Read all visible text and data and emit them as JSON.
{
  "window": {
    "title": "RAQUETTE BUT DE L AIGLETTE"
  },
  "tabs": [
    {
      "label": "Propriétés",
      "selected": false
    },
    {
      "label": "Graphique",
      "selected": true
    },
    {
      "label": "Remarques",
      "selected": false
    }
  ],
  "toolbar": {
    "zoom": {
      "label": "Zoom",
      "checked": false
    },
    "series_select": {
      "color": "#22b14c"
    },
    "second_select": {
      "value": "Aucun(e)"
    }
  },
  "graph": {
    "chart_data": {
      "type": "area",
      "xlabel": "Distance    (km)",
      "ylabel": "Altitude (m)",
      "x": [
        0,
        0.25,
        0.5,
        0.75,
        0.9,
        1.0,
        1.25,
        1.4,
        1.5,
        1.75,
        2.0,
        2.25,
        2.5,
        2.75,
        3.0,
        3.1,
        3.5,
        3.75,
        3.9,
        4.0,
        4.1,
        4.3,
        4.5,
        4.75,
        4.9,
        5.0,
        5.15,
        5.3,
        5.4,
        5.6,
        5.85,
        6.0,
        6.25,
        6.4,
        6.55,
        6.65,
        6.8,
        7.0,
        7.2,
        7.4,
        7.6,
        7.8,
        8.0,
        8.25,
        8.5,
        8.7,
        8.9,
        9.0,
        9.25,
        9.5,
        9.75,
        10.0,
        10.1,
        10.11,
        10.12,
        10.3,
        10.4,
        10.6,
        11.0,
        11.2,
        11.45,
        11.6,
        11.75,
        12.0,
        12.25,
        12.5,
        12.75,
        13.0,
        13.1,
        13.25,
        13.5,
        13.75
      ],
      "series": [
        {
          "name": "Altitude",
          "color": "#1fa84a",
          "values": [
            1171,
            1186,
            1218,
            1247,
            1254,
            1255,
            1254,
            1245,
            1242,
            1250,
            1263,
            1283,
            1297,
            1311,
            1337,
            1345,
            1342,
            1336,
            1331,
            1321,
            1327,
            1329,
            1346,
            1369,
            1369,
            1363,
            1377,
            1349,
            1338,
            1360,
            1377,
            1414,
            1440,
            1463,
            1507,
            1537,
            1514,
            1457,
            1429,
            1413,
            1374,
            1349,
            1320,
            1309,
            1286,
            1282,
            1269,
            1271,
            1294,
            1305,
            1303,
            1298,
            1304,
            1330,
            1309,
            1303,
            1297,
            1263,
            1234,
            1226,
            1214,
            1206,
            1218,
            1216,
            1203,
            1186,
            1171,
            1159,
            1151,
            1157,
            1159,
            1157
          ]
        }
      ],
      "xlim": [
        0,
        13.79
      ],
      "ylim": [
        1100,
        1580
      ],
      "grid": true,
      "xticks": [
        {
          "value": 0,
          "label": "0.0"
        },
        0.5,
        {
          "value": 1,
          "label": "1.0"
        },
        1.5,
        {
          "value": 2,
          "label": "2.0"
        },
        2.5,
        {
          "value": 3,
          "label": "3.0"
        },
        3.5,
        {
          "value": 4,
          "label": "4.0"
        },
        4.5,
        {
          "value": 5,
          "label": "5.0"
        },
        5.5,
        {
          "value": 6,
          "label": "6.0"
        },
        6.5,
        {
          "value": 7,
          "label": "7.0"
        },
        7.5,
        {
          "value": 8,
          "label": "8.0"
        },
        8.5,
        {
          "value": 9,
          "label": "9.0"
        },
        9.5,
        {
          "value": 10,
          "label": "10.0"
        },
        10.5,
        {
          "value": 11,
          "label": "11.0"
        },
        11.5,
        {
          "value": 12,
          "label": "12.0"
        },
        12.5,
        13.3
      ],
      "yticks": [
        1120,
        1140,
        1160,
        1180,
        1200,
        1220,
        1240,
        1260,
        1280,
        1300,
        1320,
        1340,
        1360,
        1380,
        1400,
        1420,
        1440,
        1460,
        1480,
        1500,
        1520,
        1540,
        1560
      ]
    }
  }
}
==
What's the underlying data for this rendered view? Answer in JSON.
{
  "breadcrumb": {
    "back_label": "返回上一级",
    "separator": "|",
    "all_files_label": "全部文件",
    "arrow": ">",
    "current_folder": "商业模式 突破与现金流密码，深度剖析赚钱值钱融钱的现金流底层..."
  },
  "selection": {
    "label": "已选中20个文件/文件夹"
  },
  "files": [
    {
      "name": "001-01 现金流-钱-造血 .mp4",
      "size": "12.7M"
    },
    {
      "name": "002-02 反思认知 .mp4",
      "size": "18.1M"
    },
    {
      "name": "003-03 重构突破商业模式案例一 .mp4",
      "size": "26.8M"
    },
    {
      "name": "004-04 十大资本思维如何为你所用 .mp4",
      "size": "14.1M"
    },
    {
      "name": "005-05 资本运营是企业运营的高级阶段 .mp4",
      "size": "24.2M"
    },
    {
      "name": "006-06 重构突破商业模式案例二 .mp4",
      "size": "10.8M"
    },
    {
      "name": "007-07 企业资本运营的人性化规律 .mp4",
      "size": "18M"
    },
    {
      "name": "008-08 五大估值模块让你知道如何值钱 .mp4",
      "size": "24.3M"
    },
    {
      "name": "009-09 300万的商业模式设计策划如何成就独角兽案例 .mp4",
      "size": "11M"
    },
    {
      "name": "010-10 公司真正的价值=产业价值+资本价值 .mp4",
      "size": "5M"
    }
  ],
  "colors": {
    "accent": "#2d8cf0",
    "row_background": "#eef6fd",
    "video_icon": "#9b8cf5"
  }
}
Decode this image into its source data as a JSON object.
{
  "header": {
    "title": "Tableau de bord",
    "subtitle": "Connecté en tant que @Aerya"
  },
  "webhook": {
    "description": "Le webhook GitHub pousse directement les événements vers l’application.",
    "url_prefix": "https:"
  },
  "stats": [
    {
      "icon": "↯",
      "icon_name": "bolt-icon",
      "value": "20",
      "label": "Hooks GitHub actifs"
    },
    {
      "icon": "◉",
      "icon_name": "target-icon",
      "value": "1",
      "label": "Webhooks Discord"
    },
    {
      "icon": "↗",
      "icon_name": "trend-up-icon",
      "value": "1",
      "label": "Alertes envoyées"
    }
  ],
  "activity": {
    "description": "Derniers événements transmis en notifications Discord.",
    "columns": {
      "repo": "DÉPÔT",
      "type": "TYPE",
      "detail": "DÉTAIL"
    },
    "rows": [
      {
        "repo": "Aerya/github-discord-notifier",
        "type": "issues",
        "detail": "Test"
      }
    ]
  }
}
---
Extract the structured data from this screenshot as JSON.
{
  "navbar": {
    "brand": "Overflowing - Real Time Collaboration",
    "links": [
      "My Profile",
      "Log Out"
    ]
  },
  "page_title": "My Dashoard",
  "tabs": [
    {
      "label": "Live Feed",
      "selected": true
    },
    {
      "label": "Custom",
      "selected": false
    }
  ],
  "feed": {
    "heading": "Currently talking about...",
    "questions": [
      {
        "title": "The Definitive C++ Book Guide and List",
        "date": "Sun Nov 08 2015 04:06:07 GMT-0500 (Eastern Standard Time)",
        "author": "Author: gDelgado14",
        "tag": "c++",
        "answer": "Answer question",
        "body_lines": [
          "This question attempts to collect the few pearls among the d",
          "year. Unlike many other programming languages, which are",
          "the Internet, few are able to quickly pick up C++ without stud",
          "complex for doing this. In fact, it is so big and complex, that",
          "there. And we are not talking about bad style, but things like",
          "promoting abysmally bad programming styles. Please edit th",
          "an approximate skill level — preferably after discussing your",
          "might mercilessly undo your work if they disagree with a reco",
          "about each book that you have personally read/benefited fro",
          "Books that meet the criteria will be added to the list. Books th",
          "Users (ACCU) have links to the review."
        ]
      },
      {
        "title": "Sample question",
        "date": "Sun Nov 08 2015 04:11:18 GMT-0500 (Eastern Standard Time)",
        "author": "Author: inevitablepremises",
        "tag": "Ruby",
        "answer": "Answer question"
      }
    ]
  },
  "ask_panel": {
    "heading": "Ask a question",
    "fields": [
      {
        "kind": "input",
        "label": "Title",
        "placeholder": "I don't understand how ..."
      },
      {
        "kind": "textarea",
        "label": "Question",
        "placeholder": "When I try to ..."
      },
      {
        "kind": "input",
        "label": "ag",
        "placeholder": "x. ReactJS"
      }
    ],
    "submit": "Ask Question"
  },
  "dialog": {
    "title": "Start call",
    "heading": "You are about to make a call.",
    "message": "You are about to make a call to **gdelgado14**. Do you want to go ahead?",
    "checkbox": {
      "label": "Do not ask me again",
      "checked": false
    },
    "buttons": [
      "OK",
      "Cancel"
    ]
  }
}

[DIRECTIVE]: Find how many lines in the listing hold "événements", and reply with that number only.

[RESULT FOR THIS TASK]: 2